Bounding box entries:
=====
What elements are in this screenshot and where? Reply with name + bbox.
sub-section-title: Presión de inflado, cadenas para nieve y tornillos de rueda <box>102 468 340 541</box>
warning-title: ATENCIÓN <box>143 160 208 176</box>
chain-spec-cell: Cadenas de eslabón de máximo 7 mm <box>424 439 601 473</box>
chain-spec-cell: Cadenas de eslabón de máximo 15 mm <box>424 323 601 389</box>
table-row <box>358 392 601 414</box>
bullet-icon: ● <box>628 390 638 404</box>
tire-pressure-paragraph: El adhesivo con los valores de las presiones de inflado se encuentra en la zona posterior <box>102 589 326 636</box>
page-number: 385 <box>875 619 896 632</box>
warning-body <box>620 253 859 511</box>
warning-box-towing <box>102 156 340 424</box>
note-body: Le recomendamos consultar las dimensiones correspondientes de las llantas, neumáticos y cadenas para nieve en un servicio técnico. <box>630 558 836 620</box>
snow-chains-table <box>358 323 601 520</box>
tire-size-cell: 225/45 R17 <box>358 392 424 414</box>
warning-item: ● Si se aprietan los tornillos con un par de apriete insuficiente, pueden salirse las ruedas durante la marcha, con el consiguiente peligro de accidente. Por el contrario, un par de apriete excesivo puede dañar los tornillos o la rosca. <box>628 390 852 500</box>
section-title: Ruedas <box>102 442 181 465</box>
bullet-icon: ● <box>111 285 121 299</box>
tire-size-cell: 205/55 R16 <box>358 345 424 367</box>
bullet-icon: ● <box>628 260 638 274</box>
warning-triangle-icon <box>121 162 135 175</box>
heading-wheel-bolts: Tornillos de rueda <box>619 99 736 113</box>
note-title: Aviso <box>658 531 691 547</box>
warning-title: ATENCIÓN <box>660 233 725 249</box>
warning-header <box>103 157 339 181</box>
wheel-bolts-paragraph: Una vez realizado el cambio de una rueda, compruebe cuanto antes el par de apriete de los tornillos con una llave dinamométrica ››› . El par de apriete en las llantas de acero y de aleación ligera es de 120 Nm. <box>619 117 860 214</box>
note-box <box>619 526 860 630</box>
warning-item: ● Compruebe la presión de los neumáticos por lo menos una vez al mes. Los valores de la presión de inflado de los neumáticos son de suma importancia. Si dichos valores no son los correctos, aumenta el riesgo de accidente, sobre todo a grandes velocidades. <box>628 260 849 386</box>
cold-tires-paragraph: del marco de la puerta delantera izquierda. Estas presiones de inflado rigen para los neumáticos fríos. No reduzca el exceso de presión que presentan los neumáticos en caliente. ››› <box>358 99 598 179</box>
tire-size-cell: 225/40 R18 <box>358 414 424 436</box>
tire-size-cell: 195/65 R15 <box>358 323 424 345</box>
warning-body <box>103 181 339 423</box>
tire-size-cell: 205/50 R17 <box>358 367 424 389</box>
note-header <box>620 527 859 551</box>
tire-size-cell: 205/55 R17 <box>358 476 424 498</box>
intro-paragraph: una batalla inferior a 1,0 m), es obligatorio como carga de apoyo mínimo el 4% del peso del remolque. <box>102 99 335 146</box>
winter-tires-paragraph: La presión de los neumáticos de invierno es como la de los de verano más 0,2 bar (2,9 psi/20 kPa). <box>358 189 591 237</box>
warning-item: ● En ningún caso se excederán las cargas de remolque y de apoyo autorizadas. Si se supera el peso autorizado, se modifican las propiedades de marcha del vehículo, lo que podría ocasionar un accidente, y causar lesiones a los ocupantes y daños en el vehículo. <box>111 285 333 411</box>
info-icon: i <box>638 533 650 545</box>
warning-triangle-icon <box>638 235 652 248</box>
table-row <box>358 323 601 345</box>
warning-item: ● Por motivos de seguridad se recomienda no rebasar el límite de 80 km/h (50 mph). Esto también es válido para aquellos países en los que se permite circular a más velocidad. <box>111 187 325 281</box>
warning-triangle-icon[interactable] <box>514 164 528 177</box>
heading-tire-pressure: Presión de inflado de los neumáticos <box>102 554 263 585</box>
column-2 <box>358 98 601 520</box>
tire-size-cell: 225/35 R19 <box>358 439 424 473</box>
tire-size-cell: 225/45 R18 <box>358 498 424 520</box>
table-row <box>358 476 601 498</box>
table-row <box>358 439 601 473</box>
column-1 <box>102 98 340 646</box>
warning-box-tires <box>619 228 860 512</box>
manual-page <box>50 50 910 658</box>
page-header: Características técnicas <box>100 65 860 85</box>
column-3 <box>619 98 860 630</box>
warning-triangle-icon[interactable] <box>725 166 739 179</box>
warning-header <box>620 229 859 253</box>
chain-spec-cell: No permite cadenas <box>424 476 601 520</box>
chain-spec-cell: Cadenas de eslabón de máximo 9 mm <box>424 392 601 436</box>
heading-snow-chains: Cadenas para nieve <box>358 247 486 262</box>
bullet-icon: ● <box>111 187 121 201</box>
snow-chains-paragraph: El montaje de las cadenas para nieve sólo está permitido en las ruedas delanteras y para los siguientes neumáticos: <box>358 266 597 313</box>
=====
REQUIRED WORK: Reproduce every line of the records above verbatim, changing nothing.

EXERCISE OUTPUT:
What elements are in this screenshot and where? Reply with name + bbox.
sub-section-title: Presión de inflado, cadenas para nieve y tornillos de rueda <box>102 468 340 541</box>
warning-title: ATENCIÓN <box>143 160 208 176</box>
chain-spec-cell: Cadenas de eslabón de máximo 7 mm <box>424 439 601 473</box>
chain-spec-cell: Cadenas de eslabón de máximo 15 mm <box>424 323 601 389</box>
table-row <box>358 392 601 414</box>
bullet-icon: ● <box>628 390 638 404</box>
tire-pressure-paragraph: El adhesivo con los valores de las presiones de inflado se encuentra en la zona posterior <box>102 589 326 636</box>
page-number: 385 <box>875 619 896 632</box>
warning-body <box>620 253 859 511</box>
warning-box-towing <box>102 156 340 424</box>
note-body: Le recomendamos consultar las dimensiones correspondientes de las llantas, neumáticos y cadenas para nieve en un servicio técnico. <box>630 558 836 620</box>
snow-chains-table <box>358 323 601 520</box>
tire-size-cell: 225/45 R17 <box>358 392 424 414</box>
warning-item: ● Si se aprietan los tornillos con un par de apriete insuficiente, pueden salirse las ruedas durante la marcha, con el consiguiente peligro de accidente. Por el contrario, un par de apriete excesivo puede dañar los tornillos o la rosca. <box>628 390 852 500</box>
section-title: Ruedas <box>102 442 181 465</box>
bullet-icon: ● <box>111 285 121 299</box>
tire-size-cell: 205/55 R16 <box>358 345 424 367</box>
bullet-icon: ● <box>628 260 638 274</box>
warning-triangle-icon <box>121 162 135 175</box>
heading-wheel-bolts: Tornillos de rueda <box>619 99 736 113</box>
note-title: Aviso <box>658 531 691 547</box>
warning-title: ATENCIÓN <box>660 233 725 249</box>
warning-header <box>103 157 339 181</box>
wheel-bolts-paragraph: Una vez realizado el cambio de una rueda, compruebe cuanto antes el par de apriete de los tornillos con una llave dinamométrica ››› . El par de apriete en las llantas de acero y de aleación ligera es de 120 Nm. <box>619 117 860 214</box>
note-box <box>619 526 860 630</box>
warning-item: ● Compruebe la presión de los neumáticos por lo menos una vez al mes. Los valores de la presión de inflado de los neumáticos son de suma importancia. Si dichos valores no son los correctos, aumenta el riesgo de accidente, sobre todo a grandes velocidades. <box>628 260 849 386</box>
cold-tires-paragraph: del marco de la puerta delantera izquierda. Estas presiones de inflado rigen para los neumáticos fríos. No reduzca el exceso de presión que presentan los neumáticos en caliente. ››› <box>358 99 598 179</box>
tire-size-cell: 225/40 R18 <box>358 414 424 436</box>
tire-size-cell: 195/65 R15 <box>358 323 424 345</box>
warning-body <box>103 181 339 423</box>
tire-size-cell: 205/50 R17 <box>358 367 424 389</box>
note-header <box>620 527 859 551</box>
tire-size-cell: 205/55 R17 <box>358 476 424 498</box>
intro-paragraph: una batalla inferior a 1,0 m), es obligatorio como carga de apoyo mínimo el 4% del peso del remolque. <box>102 99 335 146</box>
winter-tires-paragraph: La presión de los neumáticos de invierno es como la de los de verano más 0,2 bar (2,9 psi/20 kPa). <box>358 189 591 237</box>
warning-item: ● En ningún caso se excederán las cargas de remolque y de apoyo autorizadas. Si se supera el peso autorizado, se modifican las propiedades de marcha del vehículo, lo que podría ocasionar un accidente, y causar lesiones a los ocupantes y daños en el vehículo. <box>111 285 333 411</box>
info-icon: i <box>638 533 650 545</box>
warning-triangle-icon <box>638 235 652 248</box>
table-row <box>358 323 601 345</box>
warning-item: ● Por motivos de seguridad se recomienda no rebasar el límite de 80 km/h (50 mph). Esto también es válido para aquellos países en los que se permite circular a más velocidad. <box>111 187 325 281</box>
warning-triangle-icon[interactable] <box>514 164 528 177</box>
heading-tire-pressure: Presión de inflado de los neumáticos <box>102 554 263 585</box>
column-2 <box>358 98 601 520</box>
tire-size-cell: 225/35 R19 <box>358 439 424 473</box>
tire-size-cell: 225/45 R18 <box>358 498 424 520</box>
table-row <box>358 476 601 498</box>
table-row <box>358 439 601 473</box>
column-1 <box>102 98 340 646</box>
warning-box-tires <box>619 228 860 512</box>
manual-page <box>50 50 910 658</box>
page-header: Características técnicas <box>100 65 860 85</box>
column-3 <box>619 98 860 630</box>
warning-triangle-icon[interactable] <box>725 166 739 179</box>
warning-header <box>620 229 859 253</box>
chain-spec-cell: No permite cadenas <box>424 476 601 520</box>
chain-spec-cell: Cadenas de eslabón de máximo 9 mm <box>424 392 601 436</box>
heading-snow-chains: Cadenas para nieve <box>358 247 486 262</box>
bullet-icon: ● <box>111 187 121 201</box>
snow-chains-paragraph: El montaje de las cadenas para nieve sólo está permitido en las ruedas delanteras y para los siguientes neumáticos: <box>358 266 597 313</box>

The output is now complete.